_What you need to do_: For each line below that contains the string "ÍNDICES", copy that line.

_Records shown_:
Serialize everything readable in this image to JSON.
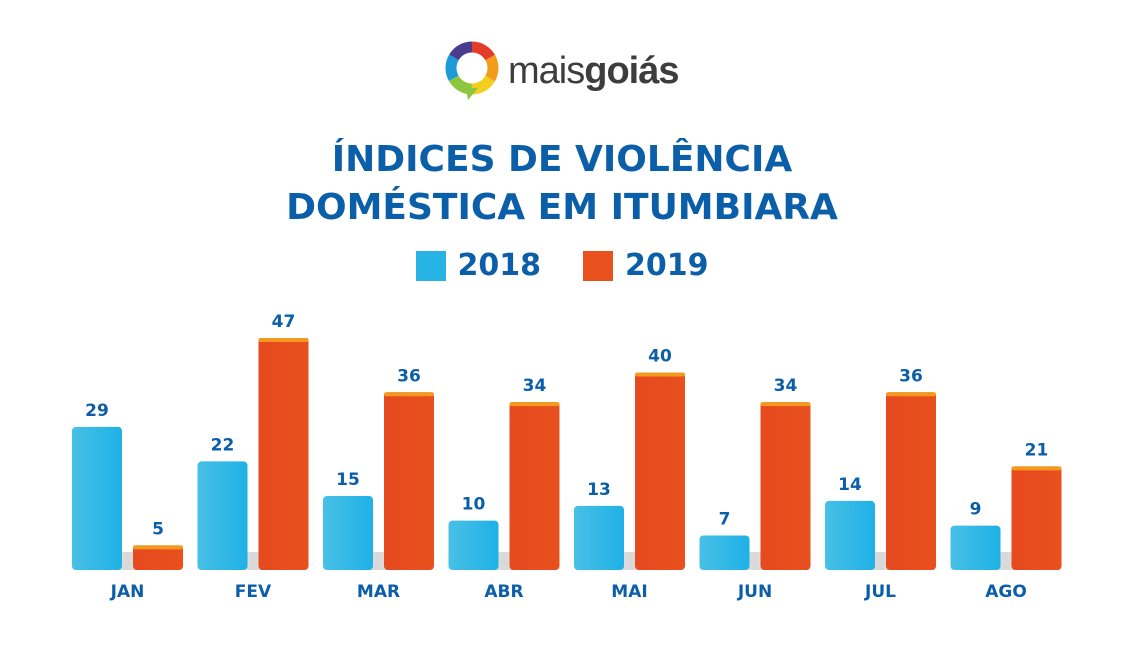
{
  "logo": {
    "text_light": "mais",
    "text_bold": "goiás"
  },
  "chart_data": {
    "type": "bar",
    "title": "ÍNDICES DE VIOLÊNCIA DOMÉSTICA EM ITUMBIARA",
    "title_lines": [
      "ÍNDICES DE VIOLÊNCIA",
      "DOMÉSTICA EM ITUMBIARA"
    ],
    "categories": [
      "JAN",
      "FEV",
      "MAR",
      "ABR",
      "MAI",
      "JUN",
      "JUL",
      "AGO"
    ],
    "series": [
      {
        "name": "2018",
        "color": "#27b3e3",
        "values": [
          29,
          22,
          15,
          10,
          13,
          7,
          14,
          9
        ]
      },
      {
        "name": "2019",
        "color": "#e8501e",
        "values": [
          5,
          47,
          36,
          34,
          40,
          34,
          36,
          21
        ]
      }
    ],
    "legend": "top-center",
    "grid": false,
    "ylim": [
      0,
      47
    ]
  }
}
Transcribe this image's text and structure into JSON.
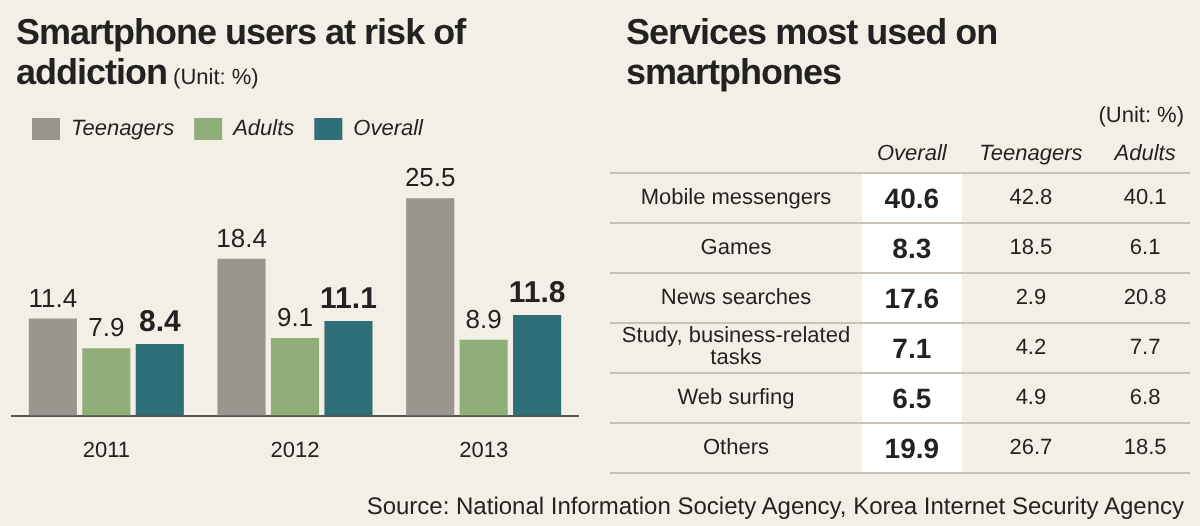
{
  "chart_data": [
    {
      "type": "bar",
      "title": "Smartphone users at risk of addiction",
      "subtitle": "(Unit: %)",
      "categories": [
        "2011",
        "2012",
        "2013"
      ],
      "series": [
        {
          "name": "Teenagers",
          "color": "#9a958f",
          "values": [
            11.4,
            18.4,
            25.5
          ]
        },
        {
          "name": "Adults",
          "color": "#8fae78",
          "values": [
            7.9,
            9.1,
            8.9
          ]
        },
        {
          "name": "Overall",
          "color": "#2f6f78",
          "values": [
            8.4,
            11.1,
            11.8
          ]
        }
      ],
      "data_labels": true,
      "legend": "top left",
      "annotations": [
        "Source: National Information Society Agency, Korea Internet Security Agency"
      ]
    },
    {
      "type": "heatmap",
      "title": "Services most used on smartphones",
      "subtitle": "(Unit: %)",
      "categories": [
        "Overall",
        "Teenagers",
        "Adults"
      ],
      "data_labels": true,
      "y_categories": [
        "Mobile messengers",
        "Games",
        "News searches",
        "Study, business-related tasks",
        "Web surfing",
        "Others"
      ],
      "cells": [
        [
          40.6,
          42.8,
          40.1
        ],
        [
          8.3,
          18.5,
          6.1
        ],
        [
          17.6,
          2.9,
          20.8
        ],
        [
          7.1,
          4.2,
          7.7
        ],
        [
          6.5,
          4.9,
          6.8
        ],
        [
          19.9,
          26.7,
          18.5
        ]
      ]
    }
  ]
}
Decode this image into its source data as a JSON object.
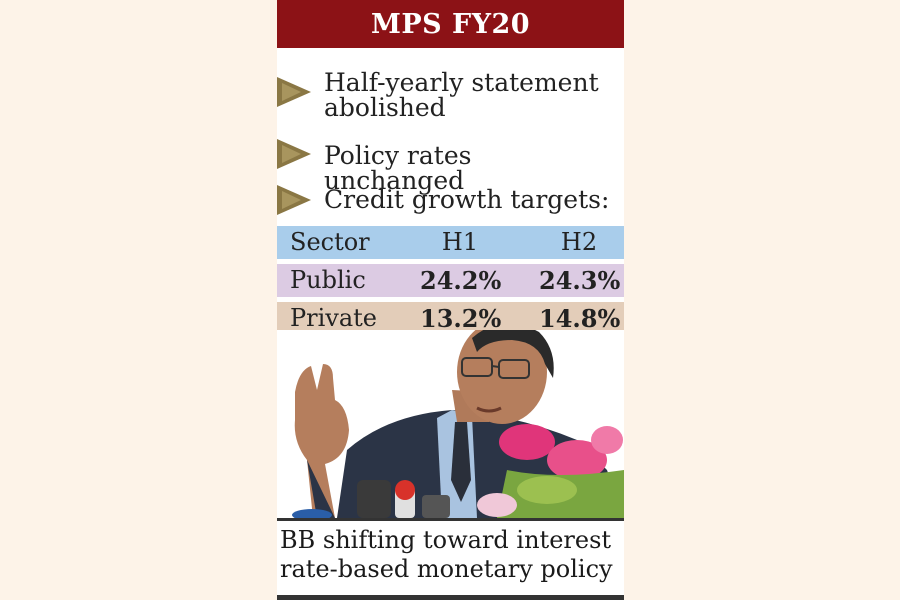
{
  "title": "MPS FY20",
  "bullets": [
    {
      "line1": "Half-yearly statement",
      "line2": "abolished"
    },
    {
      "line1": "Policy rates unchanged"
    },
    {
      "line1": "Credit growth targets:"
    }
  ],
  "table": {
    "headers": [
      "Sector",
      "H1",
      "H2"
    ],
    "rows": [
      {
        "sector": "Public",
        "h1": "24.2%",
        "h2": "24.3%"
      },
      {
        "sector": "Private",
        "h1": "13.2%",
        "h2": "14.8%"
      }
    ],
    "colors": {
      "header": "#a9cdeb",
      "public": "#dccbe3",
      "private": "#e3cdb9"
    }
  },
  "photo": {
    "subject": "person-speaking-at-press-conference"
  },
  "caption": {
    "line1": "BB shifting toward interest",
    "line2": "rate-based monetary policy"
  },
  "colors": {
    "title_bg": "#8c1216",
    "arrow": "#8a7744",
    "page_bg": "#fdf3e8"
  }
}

_Solution below_:
    "title": "ÍNDICES DE VIOLÊNCIA DOMÉSTICA EM ITUMBIARA",
      "ÍNDICES DE VIOLÊNCIA",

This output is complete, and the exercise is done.